(Collected data entries)
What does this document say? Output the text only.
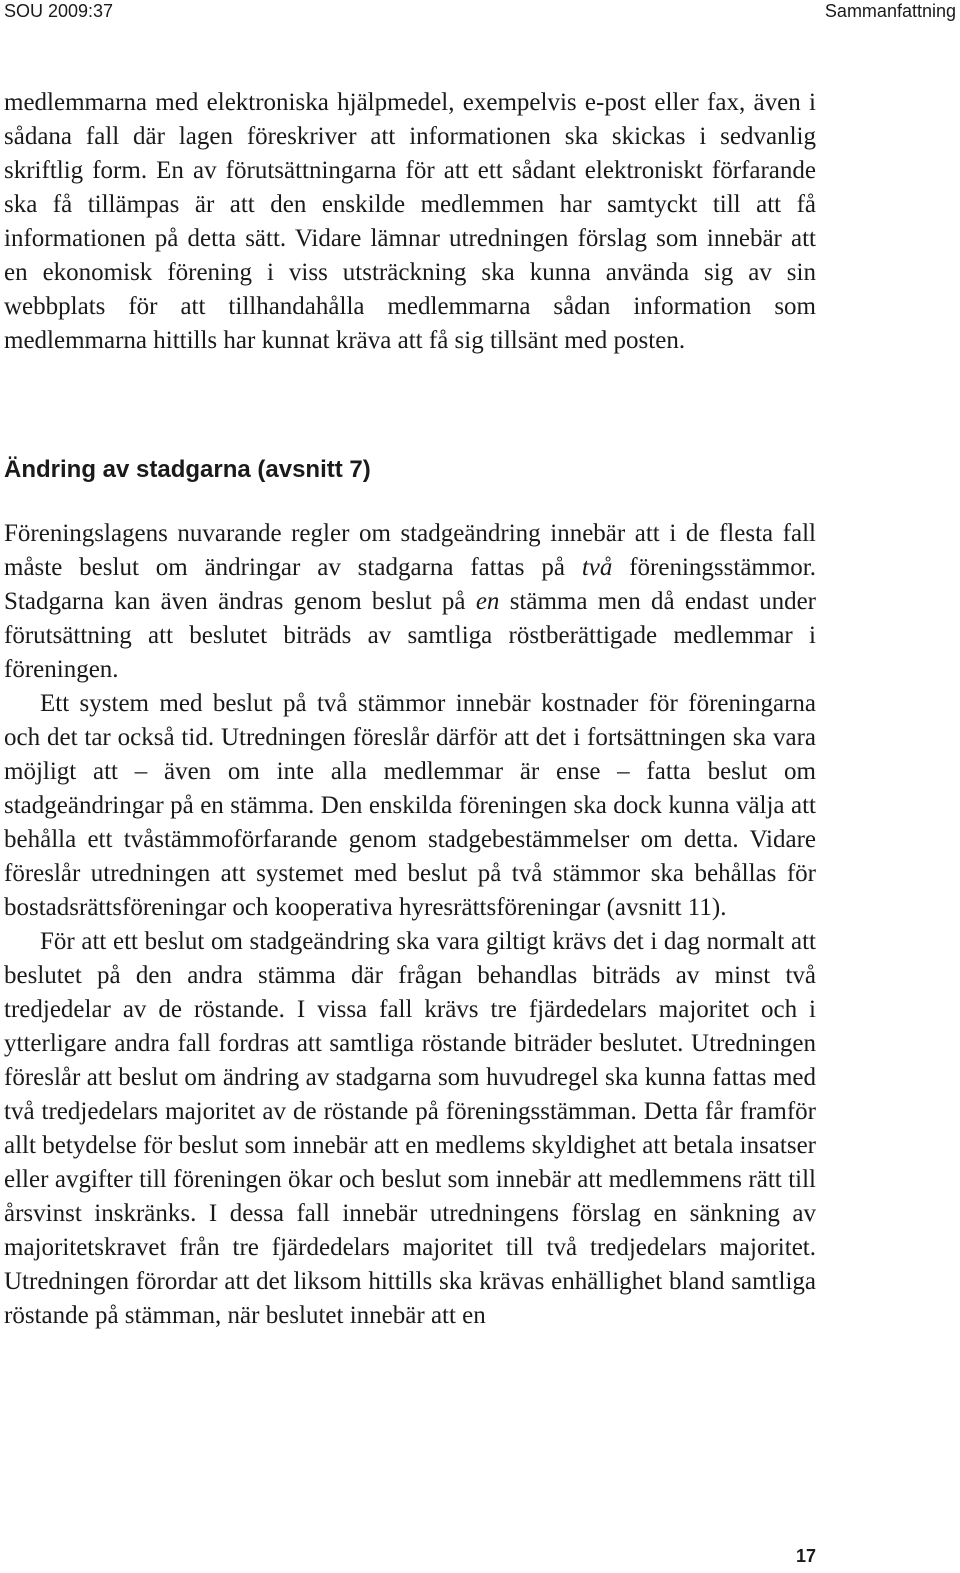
SOU 2009:37	Sammanfattning

medlemmarna med elektroniska hjälpmedel, exempelvis e-post eller fax, även i sådana fall där lagen föreskriver att informationen ska skickas i sedvanlig skriftlig form. En av förutsättningarna för att ett sådant elektroniskt förfarande ska få tillämpas är att den enskilde medlemmen har samtyckt till att få informationen på detta sätt. Vidare lämnar utredningen förslag som innebär att en ekonomisk förening i viss utsträckning ska kunna använda sig av sin webbplats för att tillhandahålla medlemmarna sådan information som medlemmarna hittills har kunnat kräva att få sig tillsänt med posten.

Ändring av stadgarna (avsnitt 7)

Föreningslagens nuvarande regler om stadgeändring innebär att i de flesta fall måste beslut om ändringar av stadgarna fattas på två föreningsstämmor. Stadgarna kan även ändras genom beslut på en stämma men då endast under förutsättning att beslutet biträds av samtliga röstberättigade medlemmar i föreningen.

Ett system med beslut på två stämmor innebär kostnader för föreningarna och det tar också tid. Utredningen föreslår därför att det i fortsättningen ska vara möjligt att – även om inte alla medlemmar är ense – fatta beslut om stadgeändringar på en stämma. Den enskilda föreningen ska dock kunna välja att behålla ett tvåstämmoförfarande genom stadgebestämmelser om detta. Vidare föreslår utredningen att systemet med beslut på två stämmor ska behållas för bostadsrättsföreningar och kooperativa hyresrättsföreningar (avsnitt 11).

För att ett beslut om stadgeändring ska vara giltigt krävs det i dag normalt att beslutet på den andra stämma där frågan behandlas biträds av minst två tredjedelar av de röstande. I vissa fall krävs tre fjärdedelars majoritet och i ytterligare andra fall fordras att samtliga röstande biträder beslutet. Utredningen föreslår att beslut om ändring av stadgarna som huvudregel ska kunna fattas med två tredjedelars majoritet av de röstande på föreningsstämman. Detta får framför allt betydelse för beslut som innebär att en medlems skyldighet att betala insatser eller avgifter till föreningen ökar och beslut som innebär att medlemmens rätt till årsvinst inskränks. I dessa fall innebär utredningens förslag en sänkning av majoritetskravet från tre fjärdedelars majoritet till två tredjedelars majoritet. Utredningen förordar att det liksom hittills ska krävas enhällighet bland samtliga röstande på stämman, när beslutet innebär att en

17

Work request: Leave out the pictures and reproduce the rest of the records exactly.

Exercise response:
What does this document say? Output the text only.
SOU 2009:37	Sammanfattning

medlemmarna med elektroniska hjälpmedel, exempelvis e-post eller fax, även i sådana fall där lagen föreskriver att informationen ska skickas i sedvanlig skriftlig form. En av förutsättningarna för att ett sådant elektroniskt förfarande ska få tillämpas är att den enskilde medlemmen har samtyckt till att få informationen på detta sätt. Vidare lämnar utredningen förslag som innebär att en ekonomisk förening i viss utsträckning ska kunna använda sig av sin webbplats för att tillhandahålla medlemmarna sådan information som medlemmarna hittills har kunnat kräva att få sig tillsänt med posten.

Ändring av stadgarna (avsnitt 7)

Föreningslagens nuvarande regler om stadgeändring innebär att i de flesta fall måste beslut om ändringar av stadgarna fattas på två föreningsstämmor. Stadgarna kan även ändras genom beslut på en stämma men då endast under förutsättning att beslutet biträds av samtliga röstberättigade medlemmar i föreningen.

Ett system med beslut på två stämmor innebär kostnader för föreningarna och det tar också tid. Utredningen föreslår därför att det i fortsättningen ska vara möjligt att – även om inte alla medlemmar är ense – fatta beslut om stadgeändringar på en stämma. Den enskilda föreningen ska dock kunna välja att behålla ett tvåstämmoförfarande genom stadgebestämmelser om detta. Vidare föreslår utredningen att systemet med beslut på två stämmor ska behållas för bostadsrättsföreningar och kooperativa hyresrättsföreningar (avsnitt 11).

För att ett beslut om stadgeändring ska vara giltigt krävs det i dag normalt att beslutet på den andra stämma där frågan behandlas biträds av minst två tredjedelar av de röstande. I vissa fall krävs tre fjärdedelars majoritet och i ytterligare andra fall fordras att samtliga röstande biträder beslutet. Utredningen föreslår att beslut om ändring av stadgarna som huvudregel ska kunna fattas med två tredjedelars majoritet av de röstande på föreningsstämman. Detta får framför allt betydelse för beslut som innebär att en medlems skyldighet att betala insatser eller avgifter till föreningen ökar och beslut som innebär att medlemmens rätt till årsvinst inskränks. I dessa fall innebär utredningens förslag en sänkning av majoritetskravet från tre fjärdedelars majoritet till två tredjedelars majoritet. Utredningen förordar att det liksom hittills ska krävas enhällighet bland samtliga röstande på stämman, när beslutet innebär att en

17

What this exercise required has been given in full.